* **Written exercise**: Repeat every record below exactly, leaving out the pictures.

* **Given data**:
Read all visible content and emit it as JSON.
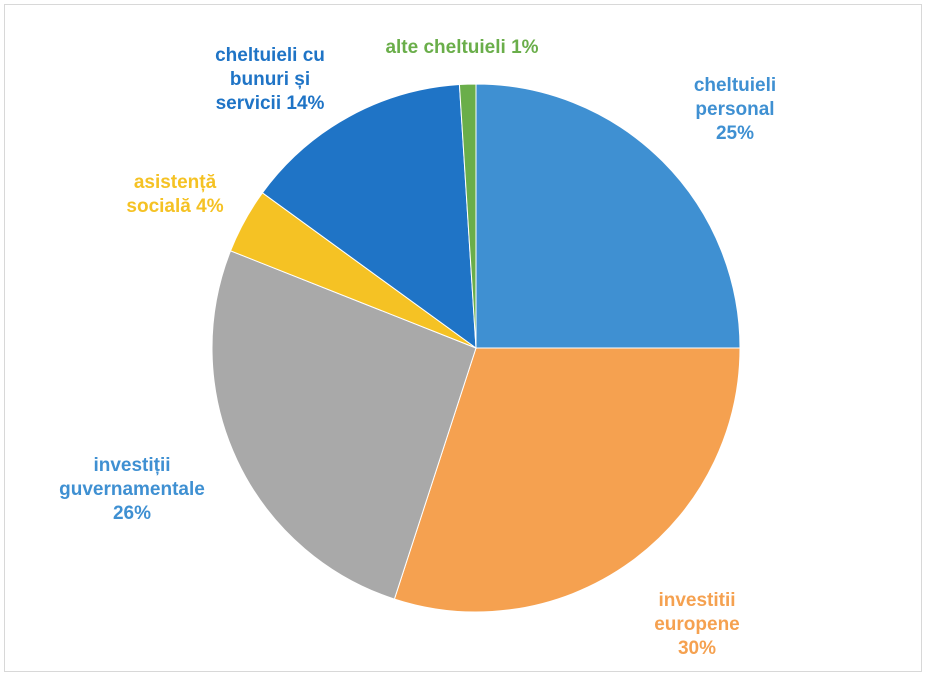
{
  "chart_data": {
    "type": "pie",
    "categories": [
      "cheltuieli personal",
      "investitii europene",
      "investiții guvernamentale",
      "asistență socială",
      "cheltuieli cu bunuri și servicii",
      "alte cheltuieli"
    ],
    "values": [
      25,
      30,
      26,
      4,
      14,
      1
    ],
    "value_labels": [
      "25%",
      "30%",
      "26%",
      "4%",
      "14%",
      "1%"
    ],
    "colors": [
      "#3f90d2",
      "#f5a150",
      "#a9a9a9",
      "#f5c224",
      "#1f74c6",
      "#6aae4a"
    ],
    "label_colors": [
      "#3f90d2",
      "#f5a150",
      "#3f90d2",
      "#f5c224",
      "#1f74c6",
      "#6aae4a"
    ]
  }
}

* **Output below**:
Read all visible content and emit it as JSON.
{
  "chart_data": {
    "type": "pie",
    "categories": [
      "cheltuieli personal",
      "investitii europene",
      "investiții guvernamentale",
      "asistență socială",
      "cheltuieli cu bunuri și servicii",
      "alte cheltuieli"
    ],
    "values": [
      25,
      30,
      26,
      4,
      14,
      1
    ],
    "value_labels": [
      "25%",
      "30%",
      "26%",
      "4%",
      "14%",
      "1%"
    ],
    "colors": [
      "#3f90d2",
      "#f5a150",
      "#a9a9a9",
      "#f5c224",
      "#1f74c6",
      "#6aae4a"
    ],
    "label_colors": [
      "#3f90d2",
      "#f5a150",
      "#3f90d2",
      "#f5c224",
      "#1f74c6",
      "#6aae4a"
    ]
  }
}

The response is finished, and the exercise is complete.